Extracted records:
******
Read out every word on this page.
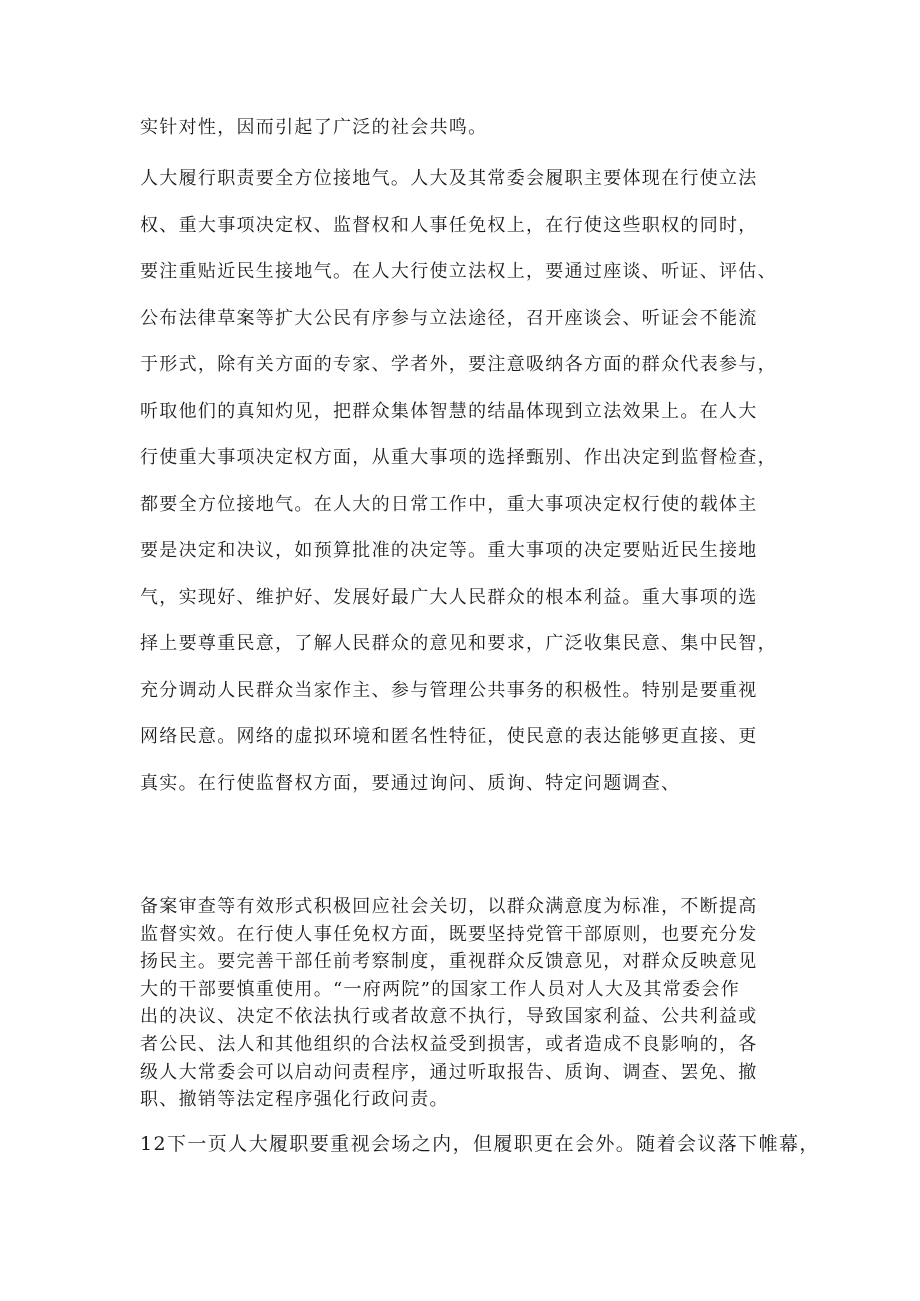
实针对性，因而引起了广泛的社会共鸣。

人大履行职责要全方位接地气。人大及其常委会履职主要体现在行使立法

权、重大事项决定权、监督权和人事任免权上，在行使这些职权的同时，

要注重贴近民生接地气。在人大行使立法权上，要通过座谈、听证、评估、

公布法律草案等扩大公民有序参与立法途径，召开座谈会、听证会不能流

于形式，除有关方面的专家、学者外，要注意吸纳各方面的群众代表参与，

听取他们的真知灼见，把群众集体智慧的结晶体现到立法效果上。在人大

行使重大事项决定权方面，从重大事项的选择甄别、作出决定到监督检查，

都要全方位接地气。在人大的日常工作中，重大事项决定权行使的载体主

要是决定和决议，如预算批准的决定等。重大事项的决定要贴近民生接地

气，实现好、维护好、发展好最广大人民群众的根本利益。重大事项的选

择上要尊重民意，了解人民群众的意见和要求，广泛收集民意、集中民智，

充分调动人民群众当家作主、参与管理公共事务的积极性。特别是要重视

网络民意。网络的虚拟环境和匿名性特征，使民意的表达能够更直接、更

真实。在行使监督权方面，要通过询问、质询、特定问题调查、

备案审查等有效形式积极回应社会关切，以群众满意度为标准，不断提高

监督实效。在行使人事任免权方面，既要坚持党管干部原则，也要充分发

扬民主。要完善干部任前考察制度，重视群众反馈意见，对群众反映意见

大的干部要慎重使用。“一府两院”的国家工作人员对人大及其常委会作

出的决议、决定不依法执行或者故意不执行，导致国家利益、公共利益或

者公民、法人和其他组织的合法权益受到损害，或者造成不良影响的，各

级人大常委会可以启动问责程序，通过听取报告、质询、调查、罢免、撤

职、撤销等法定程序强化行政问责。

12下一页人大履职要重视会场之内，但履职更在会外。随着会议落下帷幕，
******
Problem requirements:
Restate the whole of the material word for word without the pictures.

Task output:
Read out every word on this page.
实针对性，因而引起了广泛的社会共鸣。

人大履行职责要全方位接地气。人大及其常委会履职主要体现在行使立法

权、重大事项决定权、监督权和人事任免权上，在行使这些职权的同时，

要注重贴近民生接地气。在人大行使立法权上，要通过座谈、听证、评估、

公布法律草案等扩大公民有序参与立法途径，召开座谈会、听证会不能流

于形式，除有关方面的专家、学者外，要注意吸纳各方面的群众代表参与，

听取他们的真知灼见，把群众集体智慧的结晶体现到立法效果上。在人大

行使重大事项决定权方面，从重大事项的选择甄别、作出决定到监督检查，

都要全方位接地气。在人大的日常工作中，重大事项决定权行使的载体主

要是决定和决议，如预算批准的决定等。重大事项的决定要贴近民生接地

气，实现好、维护好、发展好最广大人民群众的根本利益。重大事项的选

择上要尊重民意，了解人民群众的意见和要求，广泛收集民意、集中民智，

充分调动人民群众当家作主、参与管理公共事务的积极性。特别是要重视

网络民意。网络的虚拟环境和匿名性特征，使民意的表达能够更直接、更

真实。在行使监督权方面，要通过询问、质询、特定问题调查、

备案审查等有效形式积极回应社会关切，以群众满意度为标准，不断提高

监督实效。在行使人事任免权方面，既要坚持党管干部原则，也要充分发

扬民主。要完善干部任前考察制度，重视群众反馈意见，对群众反映意见

大的干部要慎重使用。“一府两院”的国家工作人员对人大及其常委会作

出的决议、决定不依法执行或者故意不执行，导致国家利益、公共利益或

者公民、法人和其他组织的合法权益受到损害，或者造成不良影响的，各

级人大常委会可以启动问责程序，通过听取报告、质询、调查、罢免、撤

职、撤销等法定程序强化行政问责。

12下一页人大履职要重视会场之内，但履职更在会外。随着会议落下帷幕，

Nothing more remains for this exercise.